= WORK REQUIRED =
List every line below containing "Deliberation".

= SUPPLIED MATERIAL =
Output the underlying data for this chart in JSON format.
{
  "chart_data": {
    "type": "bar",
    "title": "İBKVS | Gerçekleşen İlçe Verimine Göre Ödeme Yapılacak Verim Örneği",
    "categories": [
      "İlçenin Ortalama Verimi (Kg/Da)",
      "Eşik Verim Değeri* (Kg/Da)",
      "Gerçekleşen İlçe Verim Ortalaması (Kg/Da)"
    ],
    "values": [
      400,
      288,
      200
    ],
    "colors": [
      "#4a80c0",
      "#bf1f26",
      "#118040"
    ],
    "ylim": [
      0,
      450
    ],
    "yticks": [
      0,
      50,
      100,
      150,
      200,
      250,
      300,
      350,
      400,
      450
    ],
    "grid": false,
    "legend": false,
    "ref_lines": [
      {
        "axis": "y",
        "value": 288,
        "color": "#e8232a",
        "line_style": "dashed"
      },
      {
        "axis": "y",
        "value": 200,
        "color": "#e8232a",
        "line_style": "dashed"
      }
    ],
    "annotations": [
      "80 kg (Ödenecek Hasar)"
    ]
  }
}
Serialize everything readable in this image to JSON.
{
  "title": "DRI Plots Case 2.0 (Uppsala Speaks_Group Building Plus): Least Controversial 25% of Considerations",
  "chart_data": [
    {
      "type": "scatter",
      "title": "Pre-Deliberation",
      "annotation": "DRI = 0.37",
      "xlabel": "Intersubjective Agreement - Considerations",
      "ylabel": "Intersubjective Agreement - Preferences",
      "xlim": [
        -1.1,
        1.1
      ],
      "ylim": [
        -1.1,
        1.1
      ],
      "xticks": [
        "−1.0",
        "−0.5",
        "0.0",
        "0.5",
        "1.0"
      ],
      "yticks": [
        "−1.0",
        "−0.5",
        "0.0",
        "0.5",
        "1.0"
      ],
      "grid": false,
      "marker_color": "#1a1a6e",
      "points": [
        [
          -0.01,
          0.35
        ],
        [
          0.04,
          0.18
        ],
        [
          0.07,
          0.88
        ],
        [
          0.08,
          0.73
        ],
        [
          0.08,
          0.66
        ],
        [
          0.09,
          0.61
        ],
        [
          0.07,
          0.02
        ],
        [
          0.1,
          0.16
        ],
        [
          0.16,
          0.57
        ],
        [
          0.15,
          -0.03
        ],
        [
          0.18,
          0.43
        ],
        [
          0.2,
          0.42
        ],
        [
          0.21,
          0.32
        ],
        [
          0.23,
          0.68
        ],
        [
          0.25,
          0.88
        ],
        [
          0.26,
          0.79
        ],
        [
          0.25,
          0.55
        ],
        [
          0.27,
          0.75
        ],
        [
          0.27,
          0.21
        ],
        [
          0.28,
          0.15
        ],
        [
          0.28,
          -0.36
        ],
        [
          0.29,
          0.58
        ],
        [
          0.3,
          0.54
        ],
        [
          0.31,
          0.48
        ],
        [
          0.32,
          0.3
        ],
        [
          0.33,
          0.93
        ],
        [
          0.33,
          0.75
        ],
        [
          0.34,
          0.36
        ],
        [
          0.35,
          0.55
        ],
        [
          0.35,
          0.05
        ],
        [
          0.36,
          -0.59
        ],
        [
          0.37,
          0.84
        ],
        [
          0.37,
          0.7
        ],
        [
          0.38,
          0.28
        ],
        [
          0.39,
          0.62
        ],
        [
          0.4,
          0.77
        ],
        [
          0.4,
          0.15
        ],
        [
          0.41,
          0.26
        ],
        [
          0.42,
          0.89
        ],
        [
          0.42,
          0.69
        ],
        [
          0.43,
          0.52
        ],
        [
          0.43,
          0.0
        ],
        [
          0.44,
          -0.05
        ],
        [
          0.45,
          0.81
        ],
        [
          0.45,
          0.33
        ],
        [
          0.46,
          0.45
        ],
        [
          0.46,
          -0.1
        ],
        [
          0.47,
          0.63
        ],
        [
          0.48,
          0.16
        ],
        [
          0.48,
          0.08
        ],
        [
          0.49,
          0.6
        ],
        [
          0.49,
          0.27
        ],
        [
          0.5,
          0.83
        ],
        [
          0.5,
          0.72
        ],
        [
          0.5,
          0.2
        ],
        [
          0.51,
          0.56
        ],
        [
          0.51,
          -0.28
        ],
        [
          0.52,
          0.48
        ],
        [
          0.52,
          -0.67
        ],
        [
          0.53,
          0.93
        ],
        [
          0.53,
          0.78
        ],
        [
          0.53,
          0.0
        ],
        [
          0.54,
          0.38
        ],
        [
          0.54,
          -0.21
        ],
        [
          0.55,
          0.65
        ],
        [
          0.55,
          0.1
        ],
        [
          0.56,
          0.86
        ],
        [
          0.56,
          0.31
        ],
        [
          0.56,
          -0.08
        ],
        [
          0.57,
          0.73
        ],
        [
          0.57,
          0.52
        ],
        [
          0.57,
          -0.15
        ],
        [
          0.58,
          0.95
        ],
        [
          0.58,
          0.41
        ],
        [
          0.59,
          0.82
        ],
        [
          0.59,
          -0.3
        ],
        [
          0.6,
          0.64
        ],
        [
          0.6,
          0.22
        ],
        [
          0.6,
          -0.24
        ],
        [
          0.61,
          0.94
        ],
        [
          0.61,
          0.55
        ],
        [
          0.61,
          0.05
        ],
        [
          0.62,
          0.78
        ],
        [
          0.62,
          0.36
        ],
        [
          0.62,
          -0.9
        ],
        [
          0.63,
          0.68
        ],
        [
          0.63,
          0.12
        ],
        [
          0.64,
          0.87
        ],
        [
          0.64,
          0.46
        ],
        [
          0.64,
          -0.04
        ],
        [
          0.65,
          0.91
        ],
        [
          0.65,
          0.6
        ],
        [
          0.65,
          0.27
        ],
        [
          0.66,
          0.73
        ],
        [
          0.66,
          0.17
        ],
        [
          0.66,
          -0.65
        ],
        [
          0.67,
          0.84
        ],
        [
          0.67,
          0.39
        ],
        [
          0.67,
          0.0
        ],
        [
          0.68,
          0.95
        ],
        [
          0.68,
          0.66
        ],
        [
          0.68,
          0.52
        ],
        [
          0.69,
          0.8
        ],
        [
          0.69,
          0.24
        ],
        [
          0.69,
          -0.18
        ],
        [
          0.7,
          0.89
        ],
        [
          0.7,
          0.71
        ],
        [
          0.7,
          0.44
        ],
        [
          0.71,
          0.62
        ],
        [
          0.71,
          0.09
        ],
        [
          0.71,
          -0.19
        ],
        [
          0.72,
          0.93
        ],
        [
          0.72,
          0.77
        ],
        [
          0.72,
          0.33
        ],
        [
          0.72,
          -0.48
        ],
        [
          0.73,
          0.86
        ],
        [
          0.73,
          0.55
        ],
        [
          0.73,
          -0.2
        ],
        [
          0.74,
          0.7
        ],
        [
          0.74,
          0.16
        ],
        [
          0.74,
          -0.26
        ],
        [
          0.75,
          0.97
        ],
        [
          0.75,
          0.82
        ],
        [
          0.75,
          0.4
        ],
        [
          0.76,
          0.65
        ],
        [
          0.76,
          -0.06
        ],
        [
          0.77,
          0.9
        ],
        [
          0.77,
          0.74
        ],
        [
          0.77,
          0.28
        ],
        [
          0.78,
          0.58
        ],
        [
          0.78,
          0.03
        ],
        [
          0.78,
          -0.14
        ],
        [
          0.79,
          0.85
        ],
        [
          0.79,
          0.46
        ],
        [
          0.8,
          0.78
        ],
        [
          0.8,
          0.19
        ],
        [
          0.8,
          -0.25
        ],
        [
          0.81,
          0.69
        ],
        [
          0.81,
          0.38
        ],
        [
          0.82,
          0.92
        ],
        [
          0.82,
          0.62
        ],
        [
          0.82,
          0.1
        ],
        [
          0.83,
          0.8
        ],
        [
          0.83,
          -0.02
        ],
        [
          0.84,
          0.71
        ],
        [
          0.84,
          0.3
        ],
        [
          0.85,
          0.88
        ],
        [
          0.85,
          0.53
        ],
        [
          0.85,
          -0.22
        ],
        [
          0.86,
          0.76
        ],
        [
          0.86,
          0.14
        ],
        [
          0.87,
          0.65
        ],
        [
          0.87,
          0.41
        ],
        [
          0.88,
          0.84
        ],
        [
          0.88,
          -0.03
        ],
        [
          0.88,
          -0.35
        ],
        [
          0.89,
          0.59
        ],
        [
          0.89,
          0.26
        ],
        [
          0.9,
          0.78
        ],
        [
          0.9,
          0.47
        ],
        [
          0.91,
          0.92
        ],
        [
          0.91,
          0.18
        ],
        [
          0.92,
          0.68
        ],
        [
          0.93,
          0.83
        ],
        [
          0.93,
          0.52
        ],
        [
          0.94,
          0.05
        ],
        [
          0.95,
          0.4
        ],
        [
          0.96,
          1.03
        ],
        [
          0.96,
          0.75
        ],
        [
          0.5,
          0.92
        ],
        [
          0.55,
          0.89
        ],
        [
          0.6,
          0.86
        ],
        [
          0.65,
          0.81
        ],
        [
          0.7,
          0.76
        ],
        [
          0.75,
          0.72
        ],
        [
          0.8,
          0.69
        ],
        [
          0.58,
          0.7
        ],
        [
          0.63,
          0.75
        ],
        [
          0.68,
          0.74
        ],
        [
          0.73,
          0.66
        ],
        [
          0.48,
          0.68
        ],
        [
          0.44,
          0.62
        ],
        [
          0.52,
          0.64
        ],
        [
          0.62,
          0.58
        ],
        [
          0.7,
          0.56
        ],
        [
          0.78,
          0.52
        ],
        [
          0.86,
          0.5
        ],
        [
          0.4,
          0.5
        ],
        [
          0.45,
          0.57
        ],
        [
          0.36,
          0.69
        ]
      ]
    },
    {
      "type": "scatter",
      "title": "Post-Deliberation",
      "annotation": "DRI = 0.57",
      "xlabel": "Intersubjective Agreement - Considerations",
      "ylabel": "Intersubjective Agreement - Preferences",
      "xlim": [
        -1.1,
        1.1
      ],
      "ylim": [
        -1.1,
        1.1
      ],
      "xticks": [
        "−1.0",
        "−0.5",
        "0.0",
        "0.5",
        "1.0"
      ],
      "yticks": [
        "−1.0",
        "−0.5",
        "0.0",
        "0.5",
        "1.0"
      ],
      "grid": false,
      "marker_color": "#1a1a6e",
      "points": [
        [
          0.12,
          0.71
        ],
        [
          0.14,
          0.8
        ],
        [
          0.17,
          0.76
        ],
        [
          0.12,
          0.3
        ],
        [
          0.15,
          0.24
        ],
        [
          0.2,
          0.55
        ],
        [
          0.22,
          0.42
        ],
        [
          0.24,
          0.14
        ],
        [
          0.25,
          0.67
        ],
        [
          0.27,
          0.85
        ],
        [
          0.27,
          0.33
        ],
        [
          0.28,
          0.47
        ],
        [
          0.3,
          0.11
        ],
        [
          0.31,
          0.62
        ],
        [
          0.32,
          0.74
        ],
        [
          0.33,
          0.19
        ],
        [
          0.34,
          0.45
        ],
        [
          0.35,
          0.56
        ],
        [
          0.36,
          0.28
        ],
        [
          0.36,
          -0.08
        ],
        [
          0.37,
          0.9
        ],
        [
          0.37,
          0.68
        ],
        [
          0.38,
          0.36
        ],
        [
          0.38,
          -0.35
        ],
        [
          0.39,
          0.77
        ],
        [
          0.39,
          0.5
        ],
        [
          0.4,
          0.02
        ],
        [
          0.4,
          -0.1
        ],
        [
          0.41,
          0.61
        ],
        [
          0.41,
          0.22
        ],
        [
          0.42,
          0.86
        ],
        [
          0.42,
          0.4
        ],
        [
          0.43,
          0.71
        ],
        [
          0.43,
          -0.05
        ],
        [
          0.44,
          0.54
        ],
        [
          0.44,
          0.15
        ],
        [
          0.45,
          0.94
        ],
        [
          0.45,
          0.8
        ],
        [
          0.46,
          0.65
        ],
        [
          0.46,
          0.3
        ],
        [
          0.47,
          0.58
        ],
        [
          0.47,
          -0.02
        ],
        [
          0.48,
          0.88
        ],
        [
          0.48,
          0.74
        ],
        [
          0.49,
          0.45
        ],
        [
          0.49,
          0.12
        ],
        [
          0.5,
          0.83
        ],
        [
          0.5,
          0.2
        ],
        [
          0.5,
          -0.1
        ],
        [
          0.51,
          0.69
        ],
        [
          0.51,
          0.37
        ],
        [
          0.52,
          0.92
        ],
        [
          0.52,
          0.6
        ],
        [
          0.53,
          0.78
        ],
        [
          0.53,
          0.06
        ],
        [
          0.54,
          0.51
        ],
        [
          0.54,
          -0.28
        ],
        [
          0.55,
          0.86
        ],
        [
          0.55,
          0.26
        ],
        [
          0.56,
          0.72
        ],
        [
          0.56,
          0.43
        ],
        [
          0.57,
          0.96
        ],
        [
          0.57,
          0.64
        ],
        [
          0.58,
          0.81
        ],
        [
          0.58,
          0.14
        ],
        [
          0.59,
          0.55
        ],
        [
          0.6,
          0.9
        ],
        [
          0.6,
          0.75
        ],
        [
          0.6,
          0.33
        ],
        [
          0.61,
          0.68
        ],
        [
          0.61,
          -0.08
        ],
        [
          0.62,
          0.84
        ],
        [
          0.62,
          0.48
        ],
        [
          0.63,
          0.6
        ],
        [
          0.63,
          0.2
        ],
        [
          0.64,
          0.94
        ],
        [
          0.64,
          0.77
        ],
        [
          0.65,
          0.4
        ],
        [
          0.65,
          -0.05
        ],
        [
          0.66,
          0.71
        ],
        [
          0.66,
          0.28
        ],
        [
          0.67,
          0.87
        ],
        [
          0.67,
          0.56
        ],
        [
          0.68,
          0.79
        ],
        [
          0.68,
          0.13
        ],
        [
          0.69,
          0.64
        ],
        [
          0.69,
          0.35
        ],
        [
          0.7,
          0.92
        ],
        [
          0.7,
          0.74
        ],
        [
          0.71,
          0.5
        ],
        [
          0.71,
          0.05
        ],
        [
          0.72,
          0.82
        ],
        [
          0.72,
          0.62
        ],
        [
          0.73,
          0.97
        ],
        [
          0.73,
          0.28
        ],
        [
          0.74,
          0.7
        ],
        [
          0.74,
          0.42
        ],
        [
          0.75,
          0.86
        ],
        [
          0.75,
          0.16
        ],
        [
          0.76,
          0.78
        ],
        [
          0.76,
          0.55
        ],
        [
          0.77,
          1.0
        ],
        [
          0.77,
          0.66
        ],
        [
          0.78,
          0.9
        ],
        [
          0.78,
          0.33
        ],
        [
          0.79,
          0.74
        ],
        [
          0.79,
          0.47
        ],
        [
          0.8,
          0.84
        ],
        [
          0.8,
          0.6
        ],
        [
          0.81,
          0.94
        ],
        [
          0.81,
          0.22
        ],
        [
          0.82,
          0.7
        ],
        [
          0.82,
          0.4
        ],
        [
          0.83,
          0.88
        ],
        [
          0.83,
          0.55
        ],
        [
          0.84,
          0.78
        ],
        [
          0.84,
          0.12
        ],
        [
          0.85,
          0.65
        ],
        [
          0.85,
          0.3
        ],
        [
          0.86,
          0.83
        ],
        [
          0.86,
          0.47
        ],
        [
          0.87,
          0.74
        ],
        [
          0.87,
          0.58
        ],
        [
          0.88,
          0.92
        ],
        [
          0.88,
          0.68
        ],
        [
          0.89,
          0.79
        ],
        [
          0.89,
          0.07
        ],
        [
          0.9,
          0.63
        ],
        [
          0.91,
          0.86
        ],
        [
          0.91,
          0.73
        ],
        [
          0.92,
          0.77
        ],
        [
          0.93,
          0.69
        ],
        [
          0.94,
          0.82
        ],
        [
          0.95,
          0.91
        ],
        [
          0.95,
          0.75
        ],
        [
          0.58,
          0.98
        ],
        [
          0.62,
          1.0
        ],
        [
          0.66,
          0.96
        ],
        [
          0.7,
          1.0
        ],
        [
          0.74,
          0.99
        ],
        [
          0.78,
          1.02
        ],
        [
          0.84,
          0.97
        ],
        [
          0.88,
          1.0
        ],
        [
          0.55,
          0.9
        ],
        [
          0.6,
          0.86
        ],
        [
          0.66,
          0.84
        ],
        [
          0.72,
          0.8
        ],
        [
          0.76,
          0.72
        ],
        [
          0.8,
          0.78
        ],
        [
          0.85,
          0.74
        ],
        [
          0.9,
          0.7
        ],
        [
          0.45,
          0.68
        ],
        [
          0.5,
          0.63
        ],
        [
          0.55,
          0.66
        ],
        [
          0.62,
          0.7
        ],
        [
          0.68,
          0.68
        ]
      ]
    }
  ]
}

= COMPLETED EXERCISE =
      "title": "Pre-Deliberation",
      "title": "Post-Deliberation",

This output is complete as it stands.